=== MATERIAL SHOWN ===

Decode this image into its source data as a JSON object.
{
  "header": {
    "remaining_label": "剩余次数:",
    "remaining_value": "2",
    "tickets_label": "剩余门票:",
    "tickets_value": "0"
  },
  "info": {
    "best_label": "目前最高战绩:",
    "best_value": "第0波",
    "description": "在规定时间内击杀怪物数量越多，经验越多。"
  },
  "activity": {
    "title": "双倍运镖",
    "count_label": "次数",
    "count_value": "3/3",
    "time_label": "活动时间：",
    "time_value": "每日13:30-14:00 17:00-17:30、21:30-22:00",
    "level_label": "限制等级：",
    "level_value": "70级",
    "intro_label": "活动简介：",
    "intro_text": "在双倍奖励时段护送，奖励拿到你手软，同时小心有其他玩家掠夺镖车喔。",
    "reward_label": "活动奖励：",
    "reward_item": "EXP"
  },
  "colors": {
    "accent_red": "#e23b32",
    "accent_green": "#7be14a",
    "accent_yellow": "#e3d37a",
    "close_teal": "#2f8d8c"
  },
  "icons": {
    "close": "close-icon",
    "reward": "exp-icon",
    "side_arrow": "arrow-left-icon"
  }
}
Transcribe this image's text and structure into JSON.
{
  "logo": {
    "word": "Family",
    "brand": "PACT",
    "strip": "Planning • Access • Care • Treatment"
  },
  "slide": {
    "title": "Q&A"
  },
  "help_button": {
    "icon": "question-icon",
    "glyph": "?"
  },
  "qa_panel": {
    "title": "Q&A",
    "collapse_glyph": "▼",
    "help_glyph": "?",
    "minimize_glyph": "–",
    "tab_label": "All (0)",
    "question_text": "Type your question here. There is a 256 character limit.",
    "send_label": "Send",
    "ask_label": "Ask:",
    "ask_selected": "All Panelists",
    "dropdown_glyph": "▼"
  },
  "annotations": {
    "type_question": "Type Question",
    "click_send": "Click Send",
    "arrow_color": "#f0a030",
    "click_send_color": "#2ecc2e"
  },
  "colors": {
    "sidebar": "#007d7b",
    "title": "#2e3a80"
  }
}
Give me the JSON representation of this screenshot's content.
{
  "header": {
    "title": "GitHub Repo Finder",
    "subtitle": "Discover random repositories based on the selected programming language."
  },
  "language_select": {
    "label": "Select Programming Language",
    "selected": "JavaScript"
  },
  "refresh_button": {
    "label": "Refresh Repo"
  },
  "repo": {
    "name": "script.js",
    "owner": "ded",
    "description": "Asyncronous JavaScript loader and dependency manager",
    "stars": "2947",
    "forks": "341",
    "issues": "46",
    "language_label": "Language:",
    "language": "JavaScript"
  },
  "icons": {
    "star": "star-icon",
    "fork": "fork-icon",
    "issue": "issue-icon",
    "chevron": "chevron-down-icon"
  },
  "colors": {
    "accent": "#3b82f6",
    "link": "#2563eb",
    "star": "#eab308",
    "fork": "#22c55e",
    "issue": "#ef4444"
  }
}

===

• [WORK TO COMPLETE]
Pick out the lines that include the word "this" and write them out.

• [FINAL RESULT]
Decode this image into its source data as a JSON object.
Transcribe this image's text and structure into JSON.
Give me the JSON representation of this screenshot's content.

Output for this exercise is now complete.